Marc Pilisuk – TRANSCEND Media Service

We find widespread agreement that the methods chosen by ISIS and other groups espousing indiscriminate acts of terror are abhorrent. The recommended responses that I have heard suggested cross a political spectrum and are summarized as follows:

  • Wipe them out militarily;
  • Mobilize an international coalition of nation states to battle them;
  • Target their identified leaders and assassinate them with drones;
  • Increase international and domestic surveillance;
  • Deny them the ability to control territory;
  • Isolate them;
  • Get Muslim leaders to denounce them;
  • Stop referring to them as ISIS;
  • Deny refuge to Arabs or Muslims who are trying to avoid displacement by war and exploitation.

Rarely is “them” described other with the names of suspected organizers of specific acts of terror.

None of these responses appears to hold any promise for undoing the threat. In times of threat, we typically find a demonization of an evil enemy that must be checked at all costs before its influence grows to destroy us. That condition is shared with most previous heightened conflicts. But there is an additional factor now. The most militant factions of the dissident extremists are not governed by a state – or even by a clearly identified revolutionary identity. They are organized and dangerous, but they are not ISIS.

Set exercise 1
From the bulleted list of recommended responses in the ISIS excerpt, give every response that contains the word "them".

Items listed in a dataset
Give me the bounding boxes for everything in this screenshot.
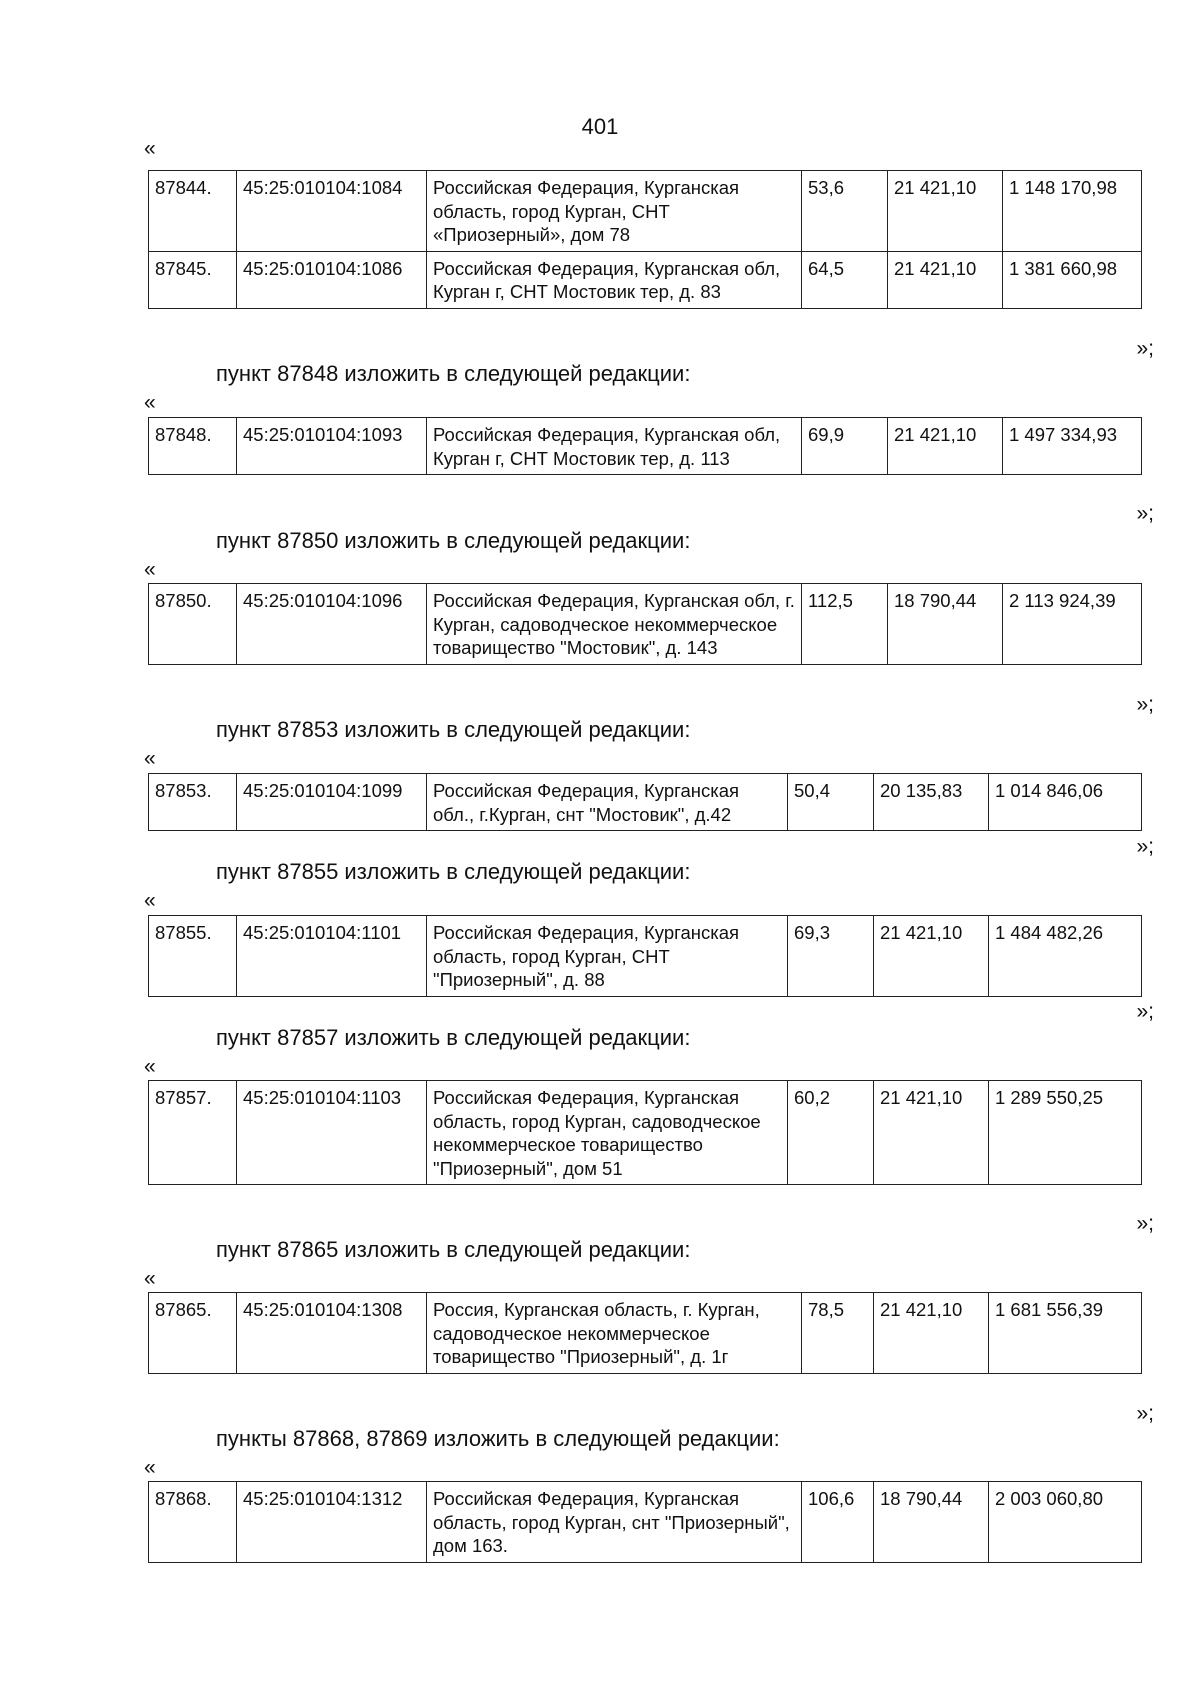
cadastral-value-cell: 2 003 060,80 (989, 1482, 1142, 1563)
area-cell: 64,5 (802, 251, 888, 308)
address-cell: Российская Федерация, Курганская область, город Курган, СНТ «Приозерный», дом 78 (427, 171, 802, 252)
cadastral-value-cell: 1 681 556,39 (989, 1293, 1142, 1374)
area-cell: 78,5 (802, 1293, 874, 1374)
price-per-unit-cell: 18 790,44 (874, 1482, 989, 1563)
address-cell: Российская Федерация, Курганская область, город Курган, садоводческое некоммерческое товарищество "Приозерный", дом 51 (427, 1081, 788, 1185)
cadastral-number-cell: 45:25:010104:1308 (237, 1293, 427, 1374)
closing-quote: »; (1136, 1212, 1154, 1235)
closing-quote: »; (1136, 693, 1154, 716)
table-row (149, 584, 1142, 665)
price-per-unit-cell: 18 790,44 (888, 584, 1003, 665)
price-per-unit-cell: 21 421,10 (888, 418, 1003, 475)
opening-quote: « (144, 747, 156, 770)
amendment-instruction: пункт 87848 изложить в следующей редакции: (216, 361, 691, 386)
closing-quote: »; (1136, 1000, 1154, 1023)
amendment-instruction: пункт 87865 изложить в следующей редакции: (216, 1237, 691, 1262)
property-table (148, 170, 1142, 309)
area-cell: 69,9 (802, 418, 888, 475)
cadastral-number-cell: 45:25:010104:1093 (237, 418, 427, 475)
area-cell: 53,6 (802, 171, 888, 252)
opening-quote: « (144, 1267, 156, 1290)
amendment-instruction: пункт 87853 изложить в следующей редакции: (216, 717, 691, 742)
row-number-cell: 87850. (149, 584, 237, 665)
table-row (149, 418, 1142, 475)
address-cell: Россия, Курганская область, г. Курган, садоводческое некоммерческое товарищество "Приозерный", д. 1г (427, 1293, 802, 1374)
cadastral-number-cell: 45:25:010104:1101 (237, 916, 427, 997)
closing-quote: »; (1136, 835, 1154, 858)
address-cell: Российская Федерация, Курганская область, город Курган, снт "Приозерный", дом 163. (427, 1482, 802, 1563)
area-cell: 50,4 (788, 774, 874, 831)
row-number-cell: 87853. (149, 774, 237, 831)
opening-quote: « (144, 1055, 156, 1078)
price-per-unit-cell: 21 421,10 (874, 1081, 989, 1185)
cadastral-value-cell: 2 113 924,39 (1003, 584, 1142, 665)
cadastral-value-cell: 1 484 482,26 (989, 916, 1142, 997)
address-cell: Российская Федерация, Курганская обл, г. Курган, садоводческое некоммерческое товарищество "Мостовик", д. 143 (427, 584, 802, 665)
closing-quote: »; (1136, 1402, 1154, 1425)
area-cell: 69,3 (788, 916, 874, 997)
property-table (148, 417, 1142, 475)
area-cell: 106,6 (802, 1482, 874, 1563)
page-number: 401 (581, 114, 619, 139)
table-row (149, 916, 1142, 997)
cadastral-number-cell: 45:25:010104:1099 (237, 774, 427, 831)
opening-quote: « (144, 889, 156, 912)
address-cell: Российская Федерация, Курганская обл., г.Курган, снт "Мостовик", д.42 (427, 774, 788, 831)
row-number-cell: 87848. (149, 418, 237, 475)
area-cell: 60,2 (788, 1081, 874, 1185)
cadastral-value-cell: 1 148 170,98 (1003, 171, 1142, 252)
cadastral-value-cell: 1 289 550,25 (989, 1081, 1142, 1185)
cadastral-value-cell: 1 497 334,93 (1003, 418, 1142, 475)
amendment-instruction: пункт 87850 изложить в следующей редакции: (216, 528, 691, 553)
amendment-instruction: пункт 87857 изложить в следующей редакции: (216, 1025, 691, 1050)
property-table (148, 1080, 1142, 1185)
row-number-cell: 87857. (149, 1081, 237, 1185)
property-table (148, 773, 1142, 831)
cadastral-number-cell: 45:25:010104:1312 (237, 1482, 427, 1563)
price-per-unit-cell: 21 421,10 (874, 916, 989, 997)
row-number-cell: 87845. (149, 251, 237, 308)
closing-quote: »; (1136, 502, 1154, 525)
table-row (149, 1081, 1142, 1185)
area-cell: 112,5 (802, 584, 888, 665)
price-per-unit-cell: 20 135,83 (874, 774, 989, 831)
cadastral-value-cell: 1 014 846,06 (989, 774, 1142, 831)
table-row (149, 1293, 1142, 1374)
opening-quote: « (144, 558, 156, 581)
row-number-cell: 87855. (149, 916, 237, 997)
cadastral-number-cell: 45:25:010104:1103 (237, 1081, 427, 1185)
opening-quote: « (144, 1456, 156, 1479)
address-cell: Российская Федерация, Курганская область, город Курган, СНТ "Приозерный", д. 88 (427, 916, 788, 997)
property-table (148, 1481, 1142, 1563)
amendment-instruction: пункты 87868, 87869 изложить в следующей редакции: (216, 1426, 780, 1451)
table-row (149, 171, 1142, 252)
cadastral-number-cell: 45:25:010104:1084 (237, 171, 427, 252)
cadastral-number-cell: 45:25:010104:1096 (237, 584, 427, 665)
price-per-unit-cell: 21 421,10 (874, 1293, 989, 1374)
opening-quote: « (144, 137, 156, 160)
table-row (149, 774, 1142, 831)
row-number-cell: 87865. (149, 1293, 237, 1374)
address-cell: Российская Федерация, Курганская обл, Курган г, СНТ Мостовик тер, д. 83 (427, 251, 802, 308)
amendment-instruction: пункт 87855 изложить в следующей редакции: (216, 859, 691, 884)
table-row (149, 251, 1142, 308)
cadastral-number-cell: 45:25:010104:1086 (237, 251, 427, 308)
property-table (148, 583, 1142, 665)
row-number-cell: 87868. (149, 1482, 237, 1563)
cadastral-value-cell: 1 381 660,98 (1003, 251, 1142, 308)
address-cell: Российская Федерация, Курганская обл, Курган г, СНТ Мостовик тер, д. 113 (427, 418, 802, 475)
opening-quote: « (144, 391, 156, 414)
price-per-unit-cell: 21 421,10 (888, 251, 1003, 308)
table-row (149, 1482, 1142, 1563)
row-number-cell: 87844. (149, 171, 237, 252)
closing-quote: »; (1136, 337, 1154, 360)
property-table (148, 915, 1142, 997)
property-table (148, 1292, 1142, 1374)
price-per-unit-cell: 21 421,10 (888, 171, 1003, 252)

Set exercise 2
Write out the records from the line with "cadastral-value-cell: 2 003" up to and including the line with "amendment-instruction: пункт 87848", exactly as they appear.

Worked answer 1
- Wipe them out militarily
- Mobilize an international coalition of nation states to battle them
- Target their identified leaders and assassinate them with drones
- Deny them the ability to control territory
- Isolate them
- Get Muslim leaders to denounce them
- Stop referring to them as ISIS

Worked answer 2
cadastral-value-cell: 2 003 060,80 (989, 1482, 1142, 1563)
area-cell: 64,5 (802, 251, 888, 308)
address-cell: Российская Федерация, Курганская область, город Курган, СНТ «Приозерный», дом 78 (427, 171, 802, 252)
cadastral-value-cell: 1 681 556,39 (989, 1293, 1142, 1374)
area-cell: 78,5 (802, 1293, 874, 1374)
price-per-unit-cell: 18 790,44 (874, 1482, 989, 1563)
address-cell: Российская Федерация, Курганская область, город Курган, садоводческое некоммерческое товарищество "Приозерный", дом 51 (427, 1081, 788, 1185)
cadastral-number-cell: 45:25:010104:1308 (237, 1293, 427, 1374)
closing-quote: »; (1136, 1212, 1154, 1235)
closing-quote: »; (1136, 693, 1154, 716)
table-row (149, 584, 1142, 665)
price-per-unit-cell: 18 790,44 (888, 584, 1003, 665)
price-per-unit-cell: 21 421,10 (888, 418, 1003, 475)
opening-quote: « (144, 747, 156, 770)
amendment-instruction: пункт 87848 изложить в следующей редакции: (216, 361, 691, 386)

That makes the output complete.